Dataset items

>> begin

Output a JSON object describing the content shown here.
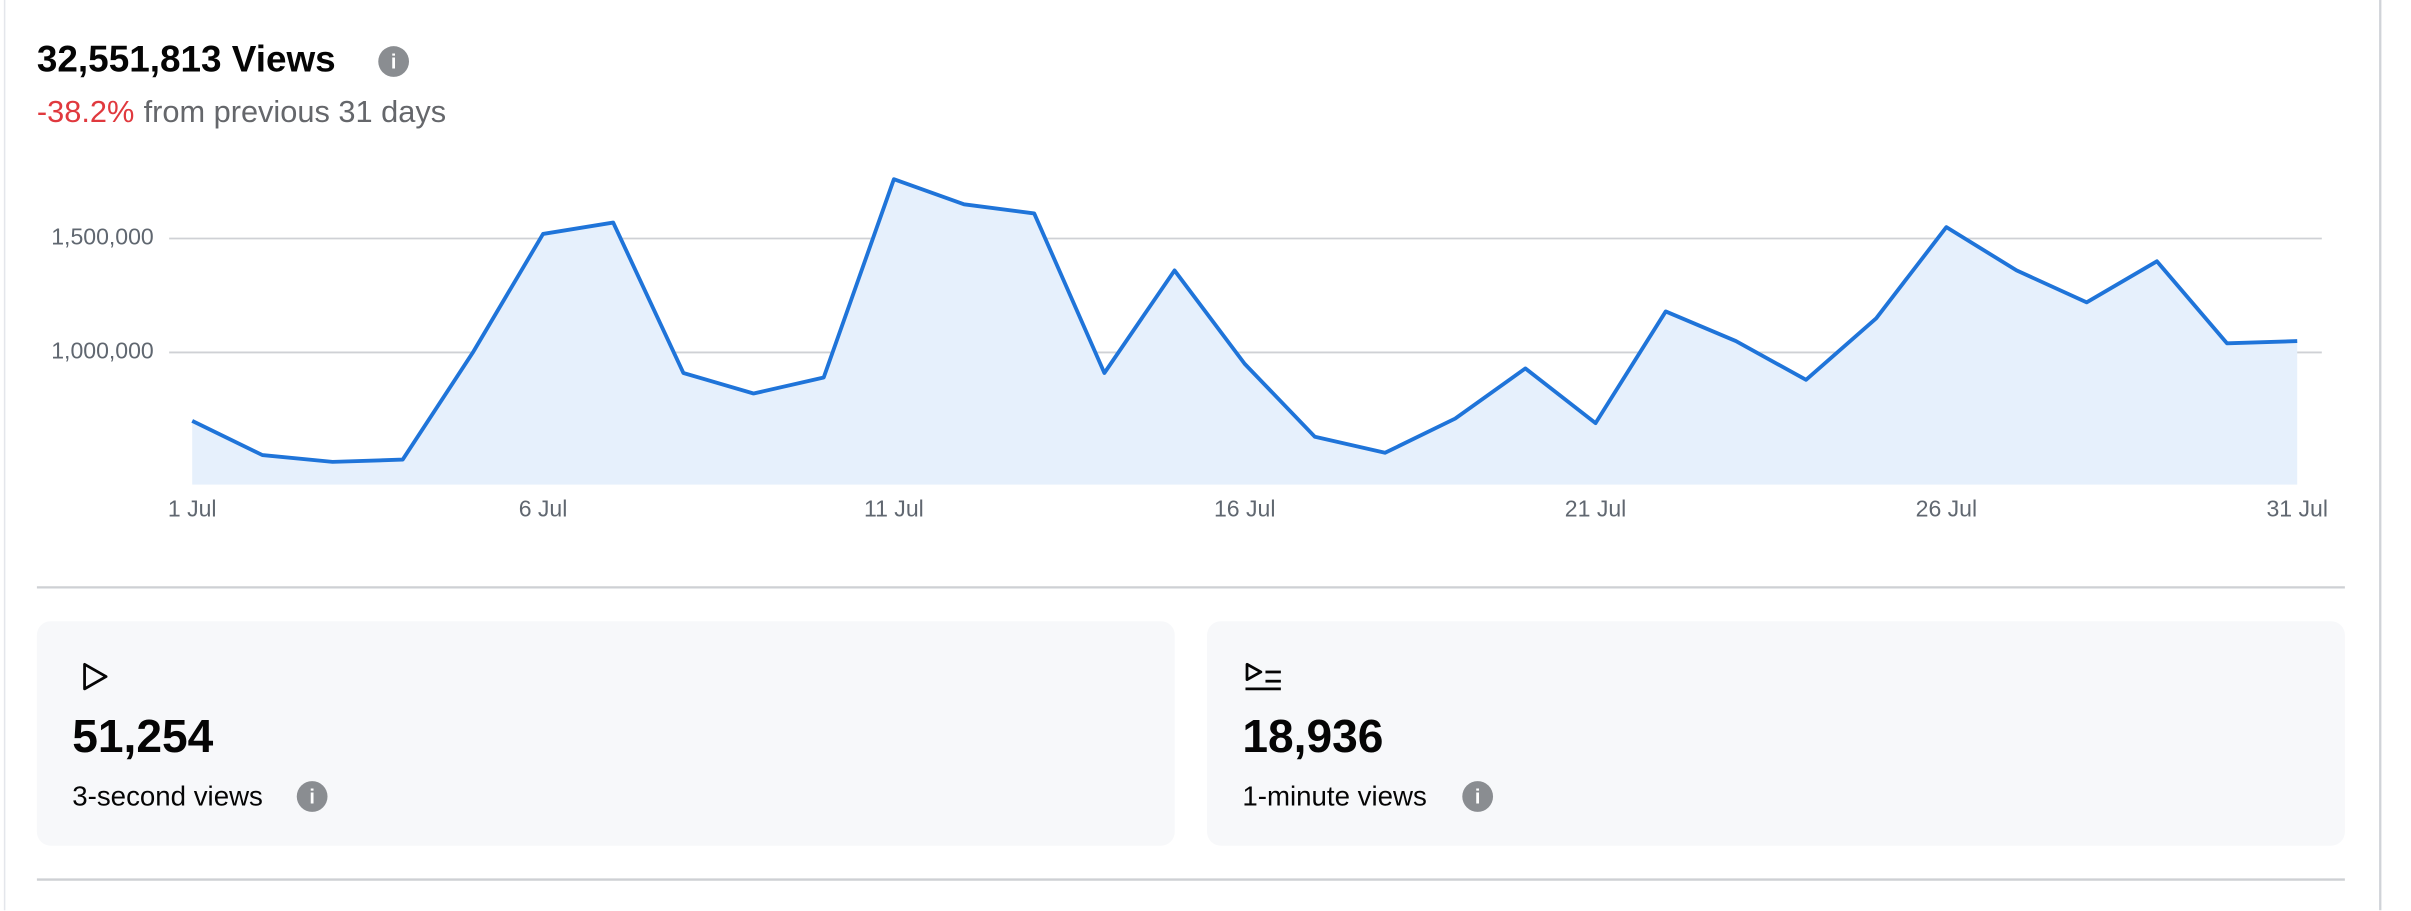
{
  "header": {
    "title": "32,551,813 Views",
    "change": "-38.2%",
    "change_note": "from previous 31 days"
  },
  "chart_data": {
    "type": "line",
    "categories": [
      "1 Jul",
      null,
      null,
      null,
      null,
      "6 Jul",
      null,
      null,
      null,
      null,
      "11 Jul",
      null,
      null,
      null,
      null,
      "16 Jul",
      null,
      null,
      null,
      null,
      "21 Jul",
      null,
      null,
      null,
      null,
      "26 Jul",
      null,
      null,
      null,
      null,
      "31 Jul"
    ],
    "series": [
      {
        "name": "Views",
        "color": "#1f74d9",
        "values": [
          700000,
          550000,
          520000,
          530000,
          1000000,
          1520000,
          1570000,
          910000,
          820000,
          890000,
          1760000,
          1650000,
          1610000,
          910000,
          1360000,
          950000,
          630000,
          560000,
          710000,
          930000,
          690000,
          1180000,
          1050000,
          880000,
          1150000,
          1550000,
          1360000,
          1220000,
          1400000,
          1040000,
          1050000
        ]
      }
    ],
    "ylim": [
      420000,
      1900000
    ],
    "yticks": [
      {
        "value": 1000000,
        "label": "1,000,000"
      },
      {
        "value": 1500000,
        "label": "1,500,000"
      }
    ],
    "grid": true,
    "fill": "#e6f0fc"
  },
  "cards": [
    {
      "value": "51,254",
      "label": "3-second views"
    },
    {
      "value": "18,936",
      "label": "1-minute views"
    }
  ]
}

>> end

SHORT PROBLEM — Look back over the material above and state how many lines hold the word "label". Write the number and nothing else.

RESULT FOR THIS TASK — 4